● **Description of the task**: Where does the string "layer" appear? Copy every line of the entries below that holds it.

#####

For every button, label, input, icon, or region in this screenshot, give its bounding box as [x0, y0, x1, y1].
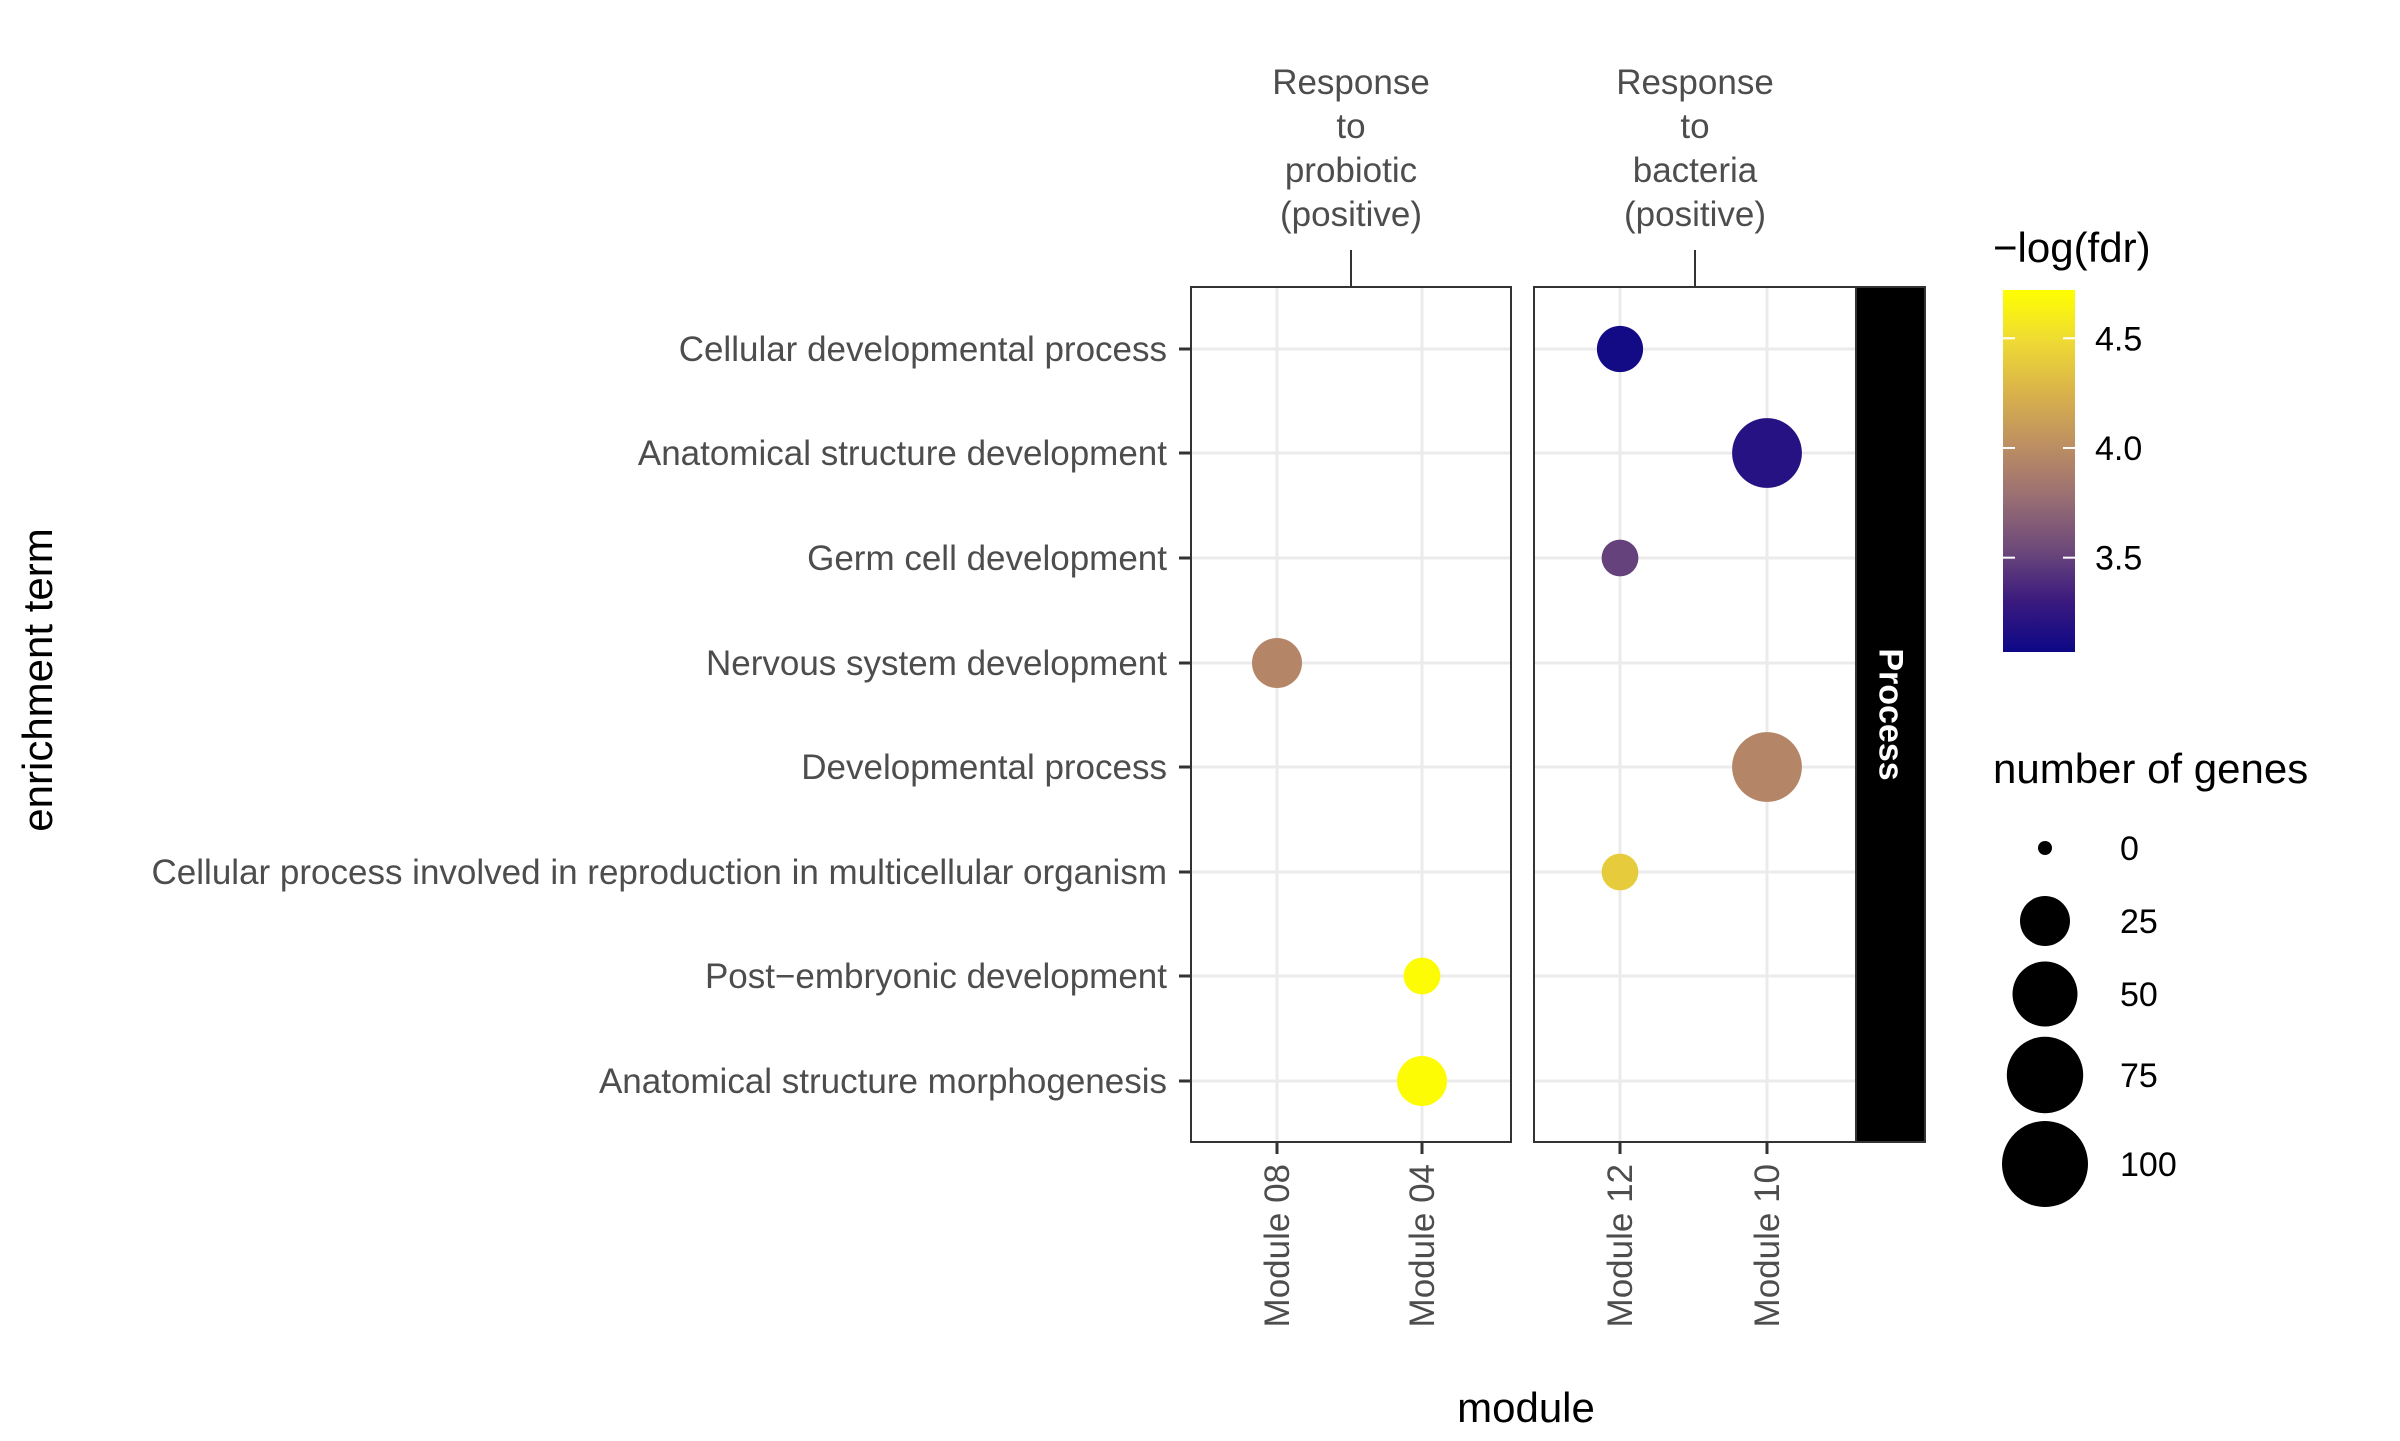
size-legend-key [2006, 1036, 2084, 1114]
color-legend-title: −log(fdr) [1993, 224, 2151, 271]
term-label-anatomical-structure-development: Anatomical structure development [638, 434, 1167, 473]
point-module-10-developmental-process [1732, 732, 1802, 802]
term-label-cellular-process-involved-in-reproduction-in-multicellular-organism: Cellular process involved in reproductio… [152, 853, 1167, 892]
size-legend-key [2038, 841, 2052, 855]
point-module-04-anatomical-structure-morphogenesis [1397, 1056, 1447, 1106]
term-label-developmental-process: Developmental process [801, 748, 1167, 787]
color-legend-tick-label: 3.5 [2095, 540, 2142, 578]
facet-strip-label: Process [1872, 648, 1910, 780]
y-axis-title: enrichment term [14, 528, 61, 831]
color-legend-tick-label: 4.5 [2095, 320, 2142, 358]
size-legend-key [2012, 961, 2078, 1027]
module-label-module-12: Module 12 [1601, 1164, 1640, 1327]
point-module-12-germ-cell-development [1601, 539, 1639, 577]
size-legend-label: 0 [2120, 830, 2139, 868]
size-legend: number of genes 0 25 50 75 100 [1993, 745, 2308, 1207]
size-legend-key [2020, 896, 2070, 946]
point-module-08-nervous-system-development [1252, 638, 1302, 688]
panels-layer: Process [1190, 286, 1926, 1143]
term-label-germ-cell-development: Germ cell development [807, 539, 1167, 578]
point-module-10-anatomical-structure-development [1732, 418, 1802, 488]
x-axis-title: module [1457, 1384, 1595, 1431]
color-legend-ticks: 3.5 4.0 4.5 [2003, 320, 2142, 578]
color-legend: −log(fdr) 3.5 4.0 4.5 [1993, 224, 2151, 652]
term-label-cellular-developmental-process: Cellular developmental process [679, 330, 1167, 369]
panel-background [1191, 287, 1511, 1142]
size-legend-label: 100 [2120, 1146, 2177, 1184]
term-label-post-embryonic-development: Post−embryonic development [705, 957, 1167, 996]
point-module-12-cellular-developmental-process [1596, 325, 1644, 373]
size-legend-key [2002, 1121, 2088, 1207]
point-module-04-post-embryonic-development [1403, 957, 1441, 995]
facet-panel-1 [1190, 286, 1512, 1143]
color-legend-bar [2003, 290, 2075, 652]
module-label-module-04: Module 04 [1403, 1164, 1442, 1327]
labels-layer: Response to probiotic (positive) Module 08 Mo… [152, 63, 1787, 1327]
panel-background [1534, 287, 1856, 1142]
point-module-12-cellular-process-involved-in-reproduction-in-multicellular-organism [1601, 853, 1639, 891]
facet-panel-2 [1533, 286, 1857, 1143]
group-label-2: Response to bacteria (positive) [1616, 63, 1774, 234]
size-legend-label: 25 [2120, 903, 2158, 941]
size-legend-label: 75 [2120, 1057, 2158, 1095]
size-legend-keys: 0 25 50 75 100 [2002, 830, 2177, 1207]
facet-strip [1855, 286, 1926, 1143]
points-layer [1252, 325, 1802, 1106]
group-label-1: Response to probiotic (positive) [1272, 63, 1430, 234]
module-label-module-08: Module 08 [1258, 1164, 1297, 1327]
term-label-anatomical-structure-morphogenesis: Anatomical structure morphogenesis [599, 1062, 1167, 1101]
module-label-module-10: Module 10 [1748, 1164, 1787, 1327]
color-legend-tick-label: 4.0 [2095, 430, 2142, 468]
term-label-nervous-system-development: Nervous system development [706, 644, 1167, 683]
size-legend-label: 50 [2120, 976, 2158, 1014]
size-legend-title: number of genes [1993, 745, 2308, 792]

#####

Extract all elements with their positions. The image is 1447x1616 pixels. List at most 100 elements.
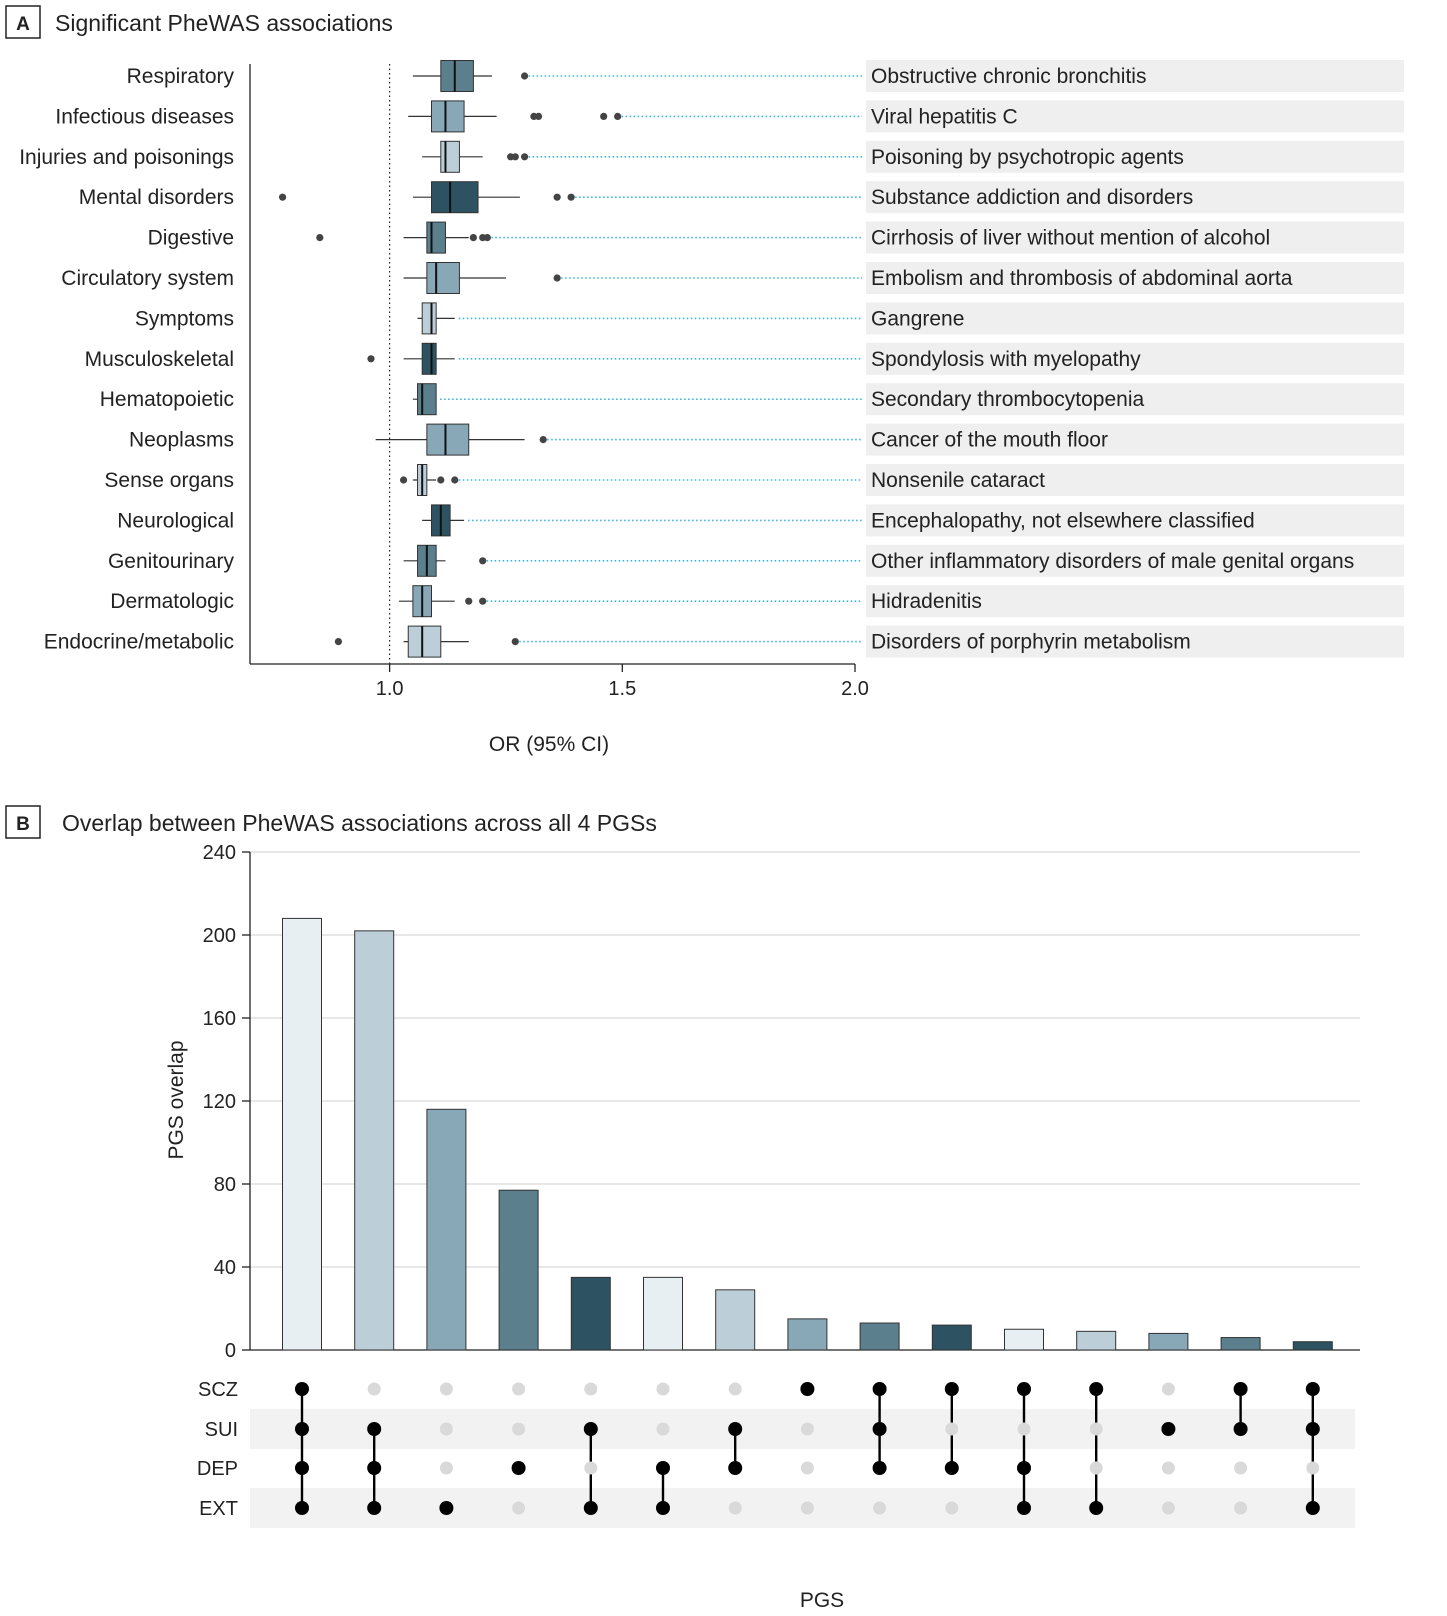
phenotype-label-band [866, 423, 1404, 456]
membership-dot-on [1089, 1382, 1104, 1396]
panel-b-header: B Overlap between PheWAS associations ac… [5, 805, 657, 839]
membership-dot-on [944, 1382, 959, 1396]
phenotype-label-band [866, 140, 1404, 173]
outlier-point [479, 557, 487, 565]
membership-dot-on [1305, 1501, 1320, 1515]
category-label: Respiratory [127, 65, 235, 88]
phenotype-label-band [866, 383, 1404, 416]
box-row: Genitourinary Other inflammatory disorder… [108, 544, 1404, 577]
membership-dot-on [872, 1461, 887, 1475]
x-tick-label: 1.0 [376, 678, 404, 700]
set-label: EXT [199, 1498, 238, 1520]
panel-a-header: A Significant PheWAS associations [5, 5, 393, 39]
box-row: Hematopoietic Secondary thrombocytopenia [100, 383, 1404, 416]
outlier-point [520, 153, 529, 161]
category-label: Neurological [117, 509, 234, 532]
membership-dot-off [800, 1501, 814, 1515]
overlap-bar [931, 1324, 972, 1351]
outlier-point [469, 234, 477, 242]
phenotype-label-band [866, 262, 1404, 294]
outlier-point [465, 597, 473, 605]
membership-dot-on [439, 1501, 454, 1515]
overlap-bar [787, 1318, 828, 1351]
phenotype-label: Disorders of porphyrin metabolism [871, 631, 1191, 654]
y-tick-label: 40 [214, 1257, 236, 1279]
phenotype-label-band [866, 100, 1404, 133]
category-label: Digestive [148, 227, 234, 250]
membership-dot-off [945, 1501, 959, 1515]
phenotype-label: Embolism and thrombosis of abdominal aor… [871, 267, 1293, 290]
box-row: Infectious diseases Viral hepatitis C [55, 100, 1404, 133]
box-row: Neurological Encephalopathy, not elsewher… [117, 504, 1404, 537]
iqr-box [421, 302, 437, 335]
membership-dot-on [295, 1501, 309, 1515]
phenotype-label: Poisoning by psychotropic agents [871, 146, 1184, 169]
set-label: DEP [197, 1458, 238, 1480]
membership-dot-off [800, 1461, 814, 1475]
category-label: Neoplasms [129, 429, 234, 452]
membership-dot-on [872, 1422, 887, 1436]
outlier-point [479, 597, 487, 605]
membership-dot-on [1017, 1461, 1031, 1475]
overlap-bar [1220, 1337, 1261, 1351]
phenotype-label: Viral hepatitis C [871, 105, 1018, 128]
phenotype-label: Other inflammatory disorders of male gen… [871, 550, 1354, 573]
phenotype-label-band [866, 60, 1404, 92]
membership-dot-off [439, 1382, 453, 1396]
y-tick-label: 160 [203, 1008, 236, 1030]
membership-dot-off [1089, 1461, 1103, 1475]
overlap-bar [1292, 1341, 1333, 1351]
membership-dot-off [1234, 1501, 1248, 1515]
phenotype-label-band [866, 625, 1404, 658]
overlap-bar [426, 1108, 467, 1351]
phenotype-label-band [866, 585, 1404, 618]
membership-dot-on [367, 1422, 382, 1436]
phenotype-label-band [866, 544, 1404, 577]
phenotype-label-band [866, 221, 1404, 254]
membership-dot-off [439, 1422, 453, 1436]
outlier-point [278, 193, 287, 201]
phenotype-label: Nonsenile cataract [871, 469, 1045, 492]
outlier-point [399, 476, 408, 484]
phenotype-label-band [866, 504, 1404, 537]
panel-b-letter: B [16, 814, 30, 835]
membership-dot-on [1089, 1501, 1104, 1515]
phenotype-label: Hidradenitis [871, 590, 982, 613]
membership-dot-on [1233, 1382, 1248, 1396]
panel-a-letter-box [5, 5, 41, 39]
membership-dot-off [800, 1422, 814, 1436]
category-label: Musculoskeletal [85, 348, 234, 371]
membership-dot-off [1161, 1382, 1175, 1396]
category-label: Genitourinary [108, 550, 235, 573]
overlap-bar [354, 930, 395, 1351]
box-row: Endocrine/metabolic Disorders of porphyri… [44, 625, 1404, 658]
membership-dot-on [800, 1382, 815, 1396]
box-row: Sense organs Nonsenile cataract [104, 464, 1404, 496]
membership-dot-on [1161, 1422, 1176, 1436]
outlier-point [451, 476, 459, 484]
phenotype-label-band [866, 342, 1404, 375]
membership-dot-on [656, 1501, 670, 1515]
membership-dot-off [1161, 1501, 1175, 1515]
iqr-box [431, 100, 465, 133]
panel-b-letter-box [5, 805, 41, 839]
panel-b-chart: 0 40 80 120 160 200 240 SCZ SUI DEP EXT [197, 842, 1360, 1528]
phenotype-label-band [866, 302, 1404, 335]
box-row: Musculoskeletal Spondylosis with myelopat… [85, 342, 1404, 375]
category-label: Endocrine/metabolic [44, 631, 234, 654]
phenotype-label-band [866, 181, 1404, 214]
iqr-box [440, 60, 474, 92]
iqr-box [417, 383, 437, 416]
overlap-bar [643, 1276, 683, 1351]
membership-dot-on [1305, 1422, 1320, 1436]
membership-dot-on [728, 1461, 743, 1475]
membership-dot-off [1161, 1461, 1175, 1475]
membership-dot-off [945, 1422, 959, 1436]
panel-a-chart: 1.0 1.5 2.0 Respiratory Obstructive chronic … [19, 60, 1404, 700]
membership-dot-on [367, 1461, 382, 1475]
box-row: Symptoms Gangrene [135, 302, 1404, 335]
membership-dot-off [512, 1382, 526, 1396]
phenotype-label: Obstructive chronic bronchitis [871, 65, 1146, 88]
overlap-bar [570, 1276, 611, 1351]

#####

● **Written answer**:
panels-layer: Process [1190, 286, 1926, 1143]
labels-layer: Response to probiotic (positive) Module 08 Mo… [152, 63, 1787, 1327]
points-layer [1252, 325, 1802, 1106]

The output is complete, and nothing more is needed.